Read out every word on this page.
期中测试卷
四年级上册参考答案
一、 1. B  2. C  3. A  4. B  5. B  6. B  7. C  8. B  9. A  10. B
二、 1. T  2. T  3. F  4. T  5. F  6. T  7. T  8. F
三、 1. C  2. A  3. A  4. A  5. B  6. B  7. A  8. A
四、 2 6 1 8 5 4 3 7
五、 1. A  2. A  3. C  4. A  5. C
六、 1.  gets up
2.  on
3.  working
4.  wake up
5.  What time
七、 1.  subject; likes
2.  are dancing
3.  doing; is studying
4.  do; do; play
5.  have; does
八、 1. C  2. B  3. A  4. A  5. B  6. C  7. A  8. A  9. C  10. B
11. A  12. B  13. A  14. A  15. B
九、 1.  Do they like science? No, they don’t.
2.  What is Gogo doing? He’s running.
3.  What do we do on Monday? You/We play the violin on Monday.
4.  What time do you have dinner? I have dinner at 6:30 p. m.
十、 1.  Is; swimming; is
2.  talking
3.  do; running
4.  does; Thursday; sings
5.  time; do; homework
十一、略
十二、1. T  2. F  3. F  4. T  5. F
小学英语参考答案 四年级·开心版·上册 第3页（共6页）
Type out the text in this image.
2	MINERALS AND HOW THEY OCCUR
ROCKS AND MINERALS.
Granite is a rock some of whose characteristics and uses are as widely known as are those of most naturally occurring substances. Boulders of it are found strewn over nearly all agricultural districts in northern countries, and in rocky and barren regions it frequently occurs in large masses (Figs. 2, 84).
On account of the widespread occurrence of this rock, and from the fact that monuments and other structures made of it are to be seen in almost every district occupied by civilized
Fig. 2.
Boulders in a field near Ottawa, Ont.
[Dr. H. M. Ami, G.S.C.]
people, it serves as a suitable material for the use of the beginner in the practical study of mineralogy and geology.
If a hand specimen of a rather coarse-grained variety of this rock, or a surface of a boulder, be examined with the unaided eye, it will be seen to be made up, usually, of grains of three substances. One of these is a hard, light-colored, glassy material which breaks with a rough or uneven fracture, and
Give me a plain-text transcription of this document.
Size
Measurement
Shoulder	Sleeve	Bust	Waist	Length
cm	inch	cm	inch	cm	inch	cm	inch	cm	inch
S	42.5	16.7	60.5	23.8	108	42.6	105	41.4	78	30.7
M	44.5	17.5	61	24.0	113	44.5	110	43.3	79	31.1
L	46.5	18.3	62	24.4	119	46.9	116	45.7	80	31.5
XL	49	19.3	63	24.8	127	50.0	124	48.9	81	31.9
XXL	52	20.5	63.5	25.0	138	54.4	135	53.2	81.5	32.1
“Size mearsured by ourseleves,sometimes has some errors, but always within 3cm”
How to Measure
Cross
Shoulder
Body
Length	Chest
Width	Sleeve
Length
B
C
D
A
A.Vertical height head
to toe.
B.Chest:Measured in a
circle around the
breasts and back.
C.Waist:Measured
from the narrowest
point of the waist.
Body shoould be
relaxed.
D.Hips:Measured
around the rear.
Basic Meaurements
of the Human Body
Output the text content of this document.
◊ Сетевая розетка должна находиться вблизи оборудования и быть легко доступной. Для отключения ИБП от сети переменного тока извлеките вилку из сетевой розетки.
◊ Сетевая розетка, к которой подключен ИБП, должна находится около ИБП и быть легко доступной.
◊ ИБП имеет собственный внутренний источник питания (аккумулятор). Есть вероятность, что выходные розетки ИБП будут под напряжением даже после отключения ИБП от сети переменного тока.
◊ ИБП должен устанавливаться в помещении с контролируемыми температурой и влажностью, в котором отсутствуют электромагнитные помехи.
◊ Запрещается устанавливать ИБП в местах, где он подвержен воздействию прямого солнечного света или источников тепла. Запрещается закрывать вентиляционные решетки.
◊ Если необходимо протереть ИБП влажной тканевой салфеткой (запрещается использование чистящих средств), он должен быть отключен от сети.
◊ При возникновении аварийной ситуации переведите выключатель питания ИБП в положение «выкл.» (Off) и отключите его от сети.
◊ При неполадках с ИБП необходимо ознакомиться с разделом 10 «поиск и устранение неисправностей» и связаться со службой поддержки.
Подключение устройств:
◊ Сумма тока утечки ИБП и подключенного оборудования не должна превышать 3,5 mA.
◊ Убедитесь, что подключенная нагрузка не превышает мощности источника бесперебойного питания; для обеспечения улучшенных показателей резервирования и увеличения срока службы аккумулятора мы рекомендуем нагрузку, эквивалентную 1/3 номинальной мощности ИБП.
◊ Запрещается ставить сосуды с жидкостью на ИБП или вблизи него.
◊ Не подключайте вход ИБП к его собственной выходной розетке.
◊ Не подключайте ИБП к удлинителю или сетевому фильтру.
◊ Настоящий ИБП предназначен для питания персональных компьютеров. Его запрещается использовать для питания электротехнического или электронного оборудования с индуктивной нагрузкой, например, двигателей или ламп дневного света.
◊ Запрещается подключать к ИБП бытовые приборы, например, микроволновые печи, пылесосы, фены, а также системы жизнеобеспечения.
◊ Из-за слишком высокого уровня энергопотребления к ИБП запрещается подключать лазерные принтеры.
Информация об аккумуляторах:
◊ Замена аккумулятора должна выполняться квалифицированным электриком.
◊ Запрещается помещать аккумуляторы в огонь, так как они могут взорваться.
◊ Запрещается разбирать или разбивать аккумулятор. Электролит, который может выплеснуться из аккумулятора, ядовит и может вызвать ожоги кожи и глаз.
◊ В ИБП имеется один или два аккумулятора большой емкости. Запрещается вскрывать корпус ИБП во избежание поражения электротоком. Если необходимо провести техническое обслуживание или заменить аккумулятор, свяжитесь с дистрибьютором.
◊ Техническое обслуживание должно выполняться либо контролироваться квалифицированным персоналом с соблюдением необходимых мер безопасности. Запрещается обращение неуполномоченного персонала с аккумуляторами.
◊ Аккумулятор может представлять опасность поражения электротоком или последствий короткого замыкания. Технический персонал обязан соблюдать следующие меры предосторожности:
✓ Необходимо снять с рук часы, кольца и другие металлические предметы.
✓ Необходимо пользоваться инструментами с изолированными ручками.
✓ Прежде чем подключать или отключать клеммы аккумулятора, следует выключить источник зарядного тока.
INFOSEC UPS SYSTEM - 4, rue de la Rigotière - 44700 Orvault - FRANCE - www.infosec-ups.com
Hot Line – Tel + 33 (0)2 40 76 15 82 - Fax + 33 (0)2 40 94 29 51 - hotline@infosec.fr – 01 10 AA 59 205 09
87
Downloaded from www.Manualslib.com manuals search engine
--- --- ---
▸ Exercise objective:
Write out the records above again, keeping each one identical to the original.

▸ Solution to the problem:
Read out every word on this page.
期中测试卷
四年级上册参考答案
一、 1. B  2. C  3. A  4. B  5. B  6. B  7. C  8. B  9. A  10. B
二、 1. T  2. T  3. F  4. T  5. F  6. T  7. T  8. F
三、 1. C  2. A  3. A  4. A  5. B  6. B  7. A  8. A
四、 2 6 1 8 5 4 3 7
五、 1. A  2. A  3. C  4. A  5. C
六、 1.  gets up
2.  on
3.  working
4.  wake up
5.  What time
七、 1.  subject; likes
2.  are dancing
3.  doing; is studying
4.  do; do; play
5.  have; does
八、 1. C  2. B  3. A  4. A  5. B  6. C  7. A  8. A  9. C  10. B
11. A  12. B  13. A  14. A  15. B
九、 1.  Do they like science? No, they don’t.
2.  What is Gogo doing? He’s running.
3.  What do we do on Monday? You/We play the violin on Monday.
4.  What time do you have dinner? I have dinner at 6:30 p. m.
十、 1.  Is; swimming; is
2.  talking
3.  do; running
4.  does; Thursday; sings
5.  time; do; homework
十一、略
十二、1. T  2. F  3. F  4. T  5. F
小学英语参考答案 四年级·开心版·上册 第3页（共6页）
Type out the text in this image.
2	MINERALS AND HOW THEY OCCUR
ROCKS AND MINERALS.
Granite is a rock some of whose characteristics and uses are as widely known as are those of most naturally occurring substances. Boulders of it are found strewn over nearly all agricultural districts in northern countries, and in rocky and barren regions it frequently occurs in large masses (Figs. 2, 84).
On account of the widespread occurrence of this rock, and from the fact that monuments and other structures made of it are to be seen in almost every district occupied by civilized
Fig. 2.
Boulders in a field near Ottawa, Ont.
[Dr. H. M. Ami, G.S.C.]
people, it serves as a suitable material for the use of the beginner in the practical study of mineralogy and geology.
If a hand specimen of a rather coarse-grained variety of this rock, or a surface of a boulder, be examined with the unaided eye, it will be seen to be made up, usually, of grains of three substances. One of these is a hard, light-colored, glassy material which breaks with a rough or uneven fracture, and
Give me a plain-text transcription of this document.
Size
Measurement
Shoulder	Sleeve	Bust	Waist	Length
cm	inch	cm	inch	cm	inch	cm	inch	cm	inch
S	42.5	16.7	60.5	23.8	108	42.6	105	41.4	78	30.7
M	44.5	17.5	61	24.0	113	44.5	110	43.3	79	31.1
L	46.5	18.3	62	24.4	119	46.9	116	45.7	80	31.5
XL	49	19.3	63	24.8	127	50.0	124	48.9	81	31.9
XXL	52	20.5	63.5	25.0	138	54.4	135	53.2	81.5	32.1
“Size mearsured by ourseleves,sometimes has some errors, but always within 3cm”
How to Measure
Cross
Shoulder
Body
Length	Chest
Width	Sleeve
Length
B
C
D
A
A.Vertical height head
to toe.
B.Chest:Measured in a
circle around the
breasts and back.
C.Waist:Measured
from the narrowest
point of the waist.
Body shoould be
relaxed.
D.Hips:Measured
around the rear.
Basic Meaurements
of the Human Body
Output the text content of this document.
◊ Сетевая розетка должна находиться вблизи оборудования и быть легко доступной. Для отключения ИБП от сети переменного тока извлеките вилку из сетевой розетки.
◊ Сетевая розетка, к которой подключен ИБП, должна находится около ИБП и быть легко доступной.
◊ ИБП имеет собственный внутренний источник питания (аккумулятор). Есть вероятность, что выходные розетки ИБП будут под напряжением даже после отключения ИБП от сети переменного тока.
◊ ИБП должен устанавливаться в помещении с контролируемыми температурой и влажностью, в котором отсутствуют электромагнитные помехи.
◊ Запрещается устанавливать ИБП в местах, где он подвержен воздействию прямого солнечного света или источников тепла. Запрещается закрывать вентиляционные решетки.
◊ Если необходимо протереть ИБП влажной тканевой салфеткой (запрещается использование чистящих средств), он должен быть отключен от сети.
◊ При возникновении аварийной ситуации переведите выключатель питания ИБП в положение «выкл.» (Off) и отключите его от сети.
◊ При неполадках с ИБП необходимо ознакомиться с разделом 10 «поиск и устранение неисправностей» и связаться со службой поддержки.
Подключение устройств:
◊ Сумма тока утечки ИБП и подключенного оборудования не должна превышать 3,5 mA.
◊ Убедитесь, что подключенная нагрузка не превышает мощности источника бесперебойного питания; для обеспечения улучшенных показателей резервирования и увеличения срока службы аккумулятора мы рекомендуем нагрузку, эквивалентную 1/3 номинальной мощности ИБП.
◊ Запрещается ставить сосуды с жидкостью на ИБП или вблизи него.
◊ Не подключайте вход ИБП к его собственной выходной розетке.
◊ Не подключайте ИБП к удлинителю или сетевому фильтру.
◊ Настоящий ИБП предназначен для питания персональных компьютеров. Его запрещается использовать для питания электротехнического или электронного оборудования с индуктивной нагрузкой, например, двигателей или ламп дневного света.
◊ Запрещается подключать к ИБП бытовые приборы, например, микроволновые печи, пылесосы, фены, а также системы жизнеобеспечения.
◊ Из-за слишком высокого уровня энергопотребления к ИБП запрещается подключать лазерные принтеры.
Информация об аккумуляторах:
◊ Замена аккумулятора должна выполняться квалифицированным электриком.
◊ Запрещается помещать аккумуляторы в огонь, так как они могут взорваться.
◊ Запрещается разбирать или разбивать аккумулятор. Электролит, который может выплеснуться из аккумулятора, ядовит и может вызвать ожоги кожи и глаз.
◊ В ИБП имеется один или два аккумулятора большой емкости. Запрещается вскрывать корпус ИБП во избежание поражения электротоком. Если необходимо провести техническое обслуживание или заменить аккумулятор, свяжитесь с дистрибьютором.
◊ Техническое обслуживание должно выполняться либо контролироваться квалифицированным персоналом с соблюдением необходимых мер безопасности. Запрещается обращение неуполномоченного персонала с аккумуляторами.
◊ Аккумулятор может представлять опасность поражения электротоком или последствий короткого замыкания. Технический персонал обязан соблюдать следующие меры предосторожности:
✓ Необходимо снять с рук часы, кольца и другие металлические предметы.
✓ Необходимо пользоваться инструментами с изолированными ручками.
✓ Прежде чем подключать или отключать клеммы аккумулятора, следует выключить источник зарядного тока.
INFOSEC UPS SYSTEM - 4, rue de la Rigotière - 44700 Orvault - FRANCE - www.infosec-ups.com
Hot Line – Tel + 33 (0)2 40 76 15 82 - Fax + 33 (0)2 40 94 29 51 - hotline@infosec.fr – 01 10 AA 59 205 09
87
Downloaded from www.Manualslib.com manuals search engine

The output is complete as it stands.